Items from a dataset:
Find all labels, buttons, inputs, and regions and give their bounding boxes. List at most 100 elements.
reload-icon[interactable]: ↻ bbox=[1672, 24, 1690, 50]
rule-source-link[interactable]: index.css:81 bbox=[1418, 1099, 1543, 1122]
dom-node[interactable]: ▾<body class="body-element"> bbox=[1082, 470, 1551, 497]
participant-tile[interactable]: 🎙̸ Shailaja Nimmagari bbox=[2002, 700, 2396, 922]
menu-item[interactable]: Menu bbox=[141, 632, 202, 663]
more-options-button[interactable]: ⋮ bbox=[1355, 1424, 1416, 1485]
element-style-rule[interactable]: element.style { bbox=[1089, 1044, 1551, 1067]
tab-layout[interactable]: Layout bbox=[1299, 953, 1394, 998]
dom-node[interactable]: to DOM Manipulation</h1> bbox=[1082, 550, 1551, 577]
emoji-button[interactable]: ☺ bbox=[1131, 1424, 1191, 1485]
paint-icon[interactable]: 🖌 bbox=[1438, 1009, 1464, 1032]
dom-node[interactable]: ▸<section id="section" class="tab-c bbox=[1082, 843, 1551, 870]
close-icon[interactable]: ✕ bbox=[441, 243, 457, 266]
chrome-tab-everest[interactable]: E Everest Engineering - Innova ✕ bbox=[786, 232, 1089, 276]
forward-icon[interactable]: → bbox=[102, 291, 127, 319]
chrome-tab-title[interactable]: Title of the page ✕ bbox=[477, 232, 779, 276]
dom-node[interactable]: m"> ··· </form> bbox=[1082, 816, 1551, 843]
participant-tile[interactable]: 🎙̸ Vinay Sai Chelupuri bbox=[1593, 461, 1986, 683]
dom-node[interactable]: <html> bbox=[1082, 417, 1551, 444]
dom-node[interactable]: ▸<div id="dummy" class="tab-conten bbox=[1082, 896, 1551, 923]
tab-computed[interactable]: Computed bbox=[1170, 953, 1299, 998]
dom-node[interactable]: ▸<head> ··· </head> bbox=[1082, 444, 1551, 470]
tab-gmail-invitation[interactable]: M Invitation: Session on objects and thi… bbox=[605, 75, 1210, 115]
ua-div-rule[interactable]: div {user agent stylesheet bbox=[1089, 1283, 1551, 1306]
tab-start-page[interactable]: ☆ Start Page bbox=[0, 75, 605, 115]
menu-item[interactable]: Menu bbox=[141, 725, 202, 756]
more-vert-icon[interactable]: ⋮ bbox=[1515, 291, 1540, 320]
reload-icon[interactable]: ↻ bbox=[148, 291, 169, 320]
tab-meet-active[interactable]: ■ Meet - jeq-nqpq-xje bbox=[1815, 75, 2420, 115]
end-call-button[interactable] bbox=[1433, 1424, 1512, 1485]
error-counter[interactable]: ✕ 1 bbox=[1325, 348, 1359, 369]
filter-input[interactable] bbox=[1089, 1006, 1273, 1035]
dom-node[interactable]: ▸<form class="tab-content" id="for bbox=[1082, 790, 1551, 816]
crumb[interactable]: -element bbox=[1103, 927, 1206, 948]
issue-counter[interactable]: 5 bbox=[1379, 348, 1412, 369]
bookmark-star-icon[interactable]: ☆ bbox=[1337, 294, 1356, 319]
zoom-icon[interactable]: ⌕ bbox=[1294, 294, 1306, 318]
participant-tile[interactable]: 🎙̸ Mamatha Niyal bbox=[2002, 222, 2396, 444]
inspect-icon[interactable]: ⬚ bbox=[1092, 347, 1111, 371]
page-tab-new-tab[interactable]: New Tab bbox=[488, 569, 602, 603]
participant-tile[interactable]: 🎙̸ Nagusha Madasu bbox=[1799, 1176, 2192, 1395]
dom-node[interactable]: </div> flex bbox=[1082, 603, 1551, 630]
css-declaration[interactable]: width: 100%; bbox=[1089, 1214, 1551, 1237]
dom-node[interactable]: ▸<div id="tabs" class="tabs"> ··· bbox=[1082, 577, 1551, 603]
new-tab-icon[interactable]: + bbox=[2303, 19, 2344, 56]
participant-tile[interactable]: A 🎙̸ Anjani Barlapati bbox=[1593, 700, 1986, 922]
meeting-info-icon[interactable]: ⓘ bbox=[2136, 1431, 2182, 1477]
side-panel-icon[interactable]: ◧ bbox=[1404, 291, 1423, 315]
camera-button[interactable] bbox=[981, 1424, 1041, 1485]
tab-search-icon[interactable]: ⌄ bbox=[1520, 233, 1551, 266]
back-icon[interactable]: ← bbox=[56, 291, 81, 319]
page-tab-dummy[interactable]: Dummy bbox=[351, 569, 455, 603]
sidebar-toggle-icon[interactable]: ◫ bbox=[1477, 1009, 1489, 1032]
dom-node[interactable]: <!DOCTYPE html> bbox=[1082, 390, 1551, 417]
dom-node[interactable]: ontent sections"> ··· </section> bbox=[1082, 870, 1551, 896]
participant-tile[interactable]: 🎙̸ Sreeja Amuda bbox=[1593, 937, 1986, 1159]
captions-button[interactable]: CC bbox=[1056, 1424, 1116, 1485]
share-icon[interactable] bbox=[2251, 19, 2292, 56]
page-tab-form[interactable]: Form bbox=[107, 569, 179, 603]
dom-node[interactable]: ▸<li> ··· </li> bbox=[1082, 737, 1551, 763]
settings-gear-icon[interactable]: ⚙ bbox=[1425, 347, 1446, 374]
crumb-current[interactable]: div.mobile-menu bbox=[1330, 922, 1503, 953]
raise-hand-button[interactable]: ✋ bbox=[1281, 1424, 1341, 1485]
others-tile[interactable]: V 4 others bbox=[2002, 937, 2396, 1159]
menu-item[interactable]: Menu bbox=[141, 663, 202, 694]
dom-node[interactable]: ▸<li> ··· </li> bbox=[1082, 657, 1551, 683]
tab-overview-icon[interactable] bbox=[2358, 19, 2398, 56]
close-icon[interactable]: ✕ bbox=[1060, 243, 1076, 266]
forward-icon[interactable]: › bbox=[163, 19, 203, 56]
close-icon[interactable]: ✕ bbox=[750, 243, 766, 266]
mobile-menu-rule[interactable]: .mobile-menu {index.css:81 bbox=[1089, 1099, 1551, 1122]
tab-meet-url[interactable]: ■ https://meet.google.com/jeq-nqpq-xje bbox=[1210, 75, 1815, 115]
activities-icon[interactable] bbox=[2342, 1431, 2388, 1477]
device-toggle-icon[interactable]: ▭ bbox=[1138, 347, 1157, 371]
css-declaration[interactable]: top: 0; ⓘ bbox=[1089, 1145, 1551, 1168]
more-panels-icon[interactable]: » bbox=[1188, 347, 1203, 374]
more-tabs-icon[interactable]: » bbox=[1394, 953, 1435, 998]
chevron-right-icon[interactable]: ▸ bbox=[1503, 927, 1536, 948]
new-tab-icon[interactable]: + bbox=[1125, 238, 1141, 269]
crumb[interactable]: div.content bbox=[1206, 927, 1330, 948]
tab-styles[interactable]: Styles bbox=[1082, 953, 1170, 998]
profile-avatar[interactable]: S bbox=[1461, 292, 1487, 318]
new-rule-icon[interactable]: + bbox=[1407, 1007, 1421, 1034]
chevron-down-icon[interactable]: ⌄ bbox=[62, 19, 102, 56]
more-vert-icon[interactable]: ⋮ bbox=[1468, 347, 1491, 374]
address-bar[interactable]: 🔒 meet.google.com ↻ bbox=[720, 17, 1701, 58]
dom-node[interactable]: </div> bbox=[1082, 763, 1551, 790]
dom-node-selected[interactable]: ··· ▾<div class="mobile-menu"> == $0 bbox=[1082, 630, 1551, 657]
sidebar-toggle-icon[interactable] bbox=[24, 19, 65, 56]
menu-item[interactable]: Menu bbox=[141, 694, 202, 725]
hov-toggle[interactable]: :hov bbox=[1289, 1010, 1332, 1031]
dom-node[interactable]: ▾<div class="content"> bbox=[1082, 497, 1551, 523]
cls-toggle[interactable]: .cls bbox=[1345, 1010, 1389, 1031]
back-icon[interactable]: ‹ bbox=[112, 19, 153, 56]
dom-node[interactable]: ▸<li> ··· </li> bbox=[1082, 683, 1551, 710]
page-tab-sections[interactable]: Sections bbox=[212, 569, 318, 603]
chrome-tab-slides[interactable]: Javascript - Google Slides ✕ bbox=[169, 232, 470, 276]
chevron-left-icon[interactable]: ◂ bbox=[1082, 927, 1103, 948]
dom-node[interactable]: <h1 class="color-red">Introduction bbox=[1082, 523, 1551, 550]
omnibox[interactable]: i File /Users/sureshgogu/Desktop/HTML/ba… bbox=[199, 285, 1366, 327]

### [Direction]
Write out the lines of the items from the start of the records through the line containing "dom-node[interactable]: ▸<head> ···", inclusive. Copy each one verbatim.

### [Solution]
Find all labels, buttons, inputs, and regions and give their bounding boxes. List at most 100 elements.
reload-icon[interactable]: ↻ bbox=[1672, 24, 1690, 50]
rule-source-link[interactable]: index.css:81 bbox=[1418, 1099, 1543, 1122]
dom-node[interactable]: ▾<body class="body-element"> bbox=[1082, 470, 1551, 497]
participant-tile[interactable]: 🎙̸ Shailaja Nimmagari bbox=[2002, 700, 2396, 922]
menu-item[interactable]: Menu bbox=[141, 632, 202, 663]
more-options-button[interactable]: ⋮ bbox=[1355, 1424, 1416, 1485]
element-style-rule[interactable]: element.style { bbox=[1089, 1044, 1551, 1067]
tab-layout[interactable]: Layout bbox=[1299, 953, 1394, 998]
dom-node[interactable]: to DOM Manipulation</h1> bbox=[1082, 550, 1551, 577]
emoji-button[interactable]: ☺ bbox=[1131, 1424, 1191, 1485]
paint-icon[interactable]: 🖌 bbox=[1438, 1009, 1464, 1032]
dom-node[interactable]: ▸<section id="section" class="tab-c bbox=[1082, 843, 1551, 870]
close-icon[interactable]: ✕ bbox=[441, 243, 457, 266]
chrome-tab-everest[interactable]: E Everest Engineering - Innova ✕ bbox=[786, 232, 1089, 276]
forward-icon[interactable]: → bbox=[102, 291, 127, 319]
chrome-tab-title[interactable]: Title of the page ✕ bbox=[477, 232, 779, 276]
dom-node[interactable]: m"> ··· </form> bbox=[1082, 816, 1551, 843]
participant-tile[interactable]: 🎙̸ Vinay Sai Chelupuri bbox=[1593, 461, 1986, 683]
dom-node[interactable]: <html> bbox=[1082, 417, 1551, 444]
dom-node[interactable]: ▸<div id="dummy" class="tab-conten bbox=[1082, 896, 1551, 923]
tab-computed[interactable]: Computed bbox=[1170, 953, 1299, 998]
dom-node[interactable]: ▸<head> ··· </head> bbox=[1082, 444, 1551, 470]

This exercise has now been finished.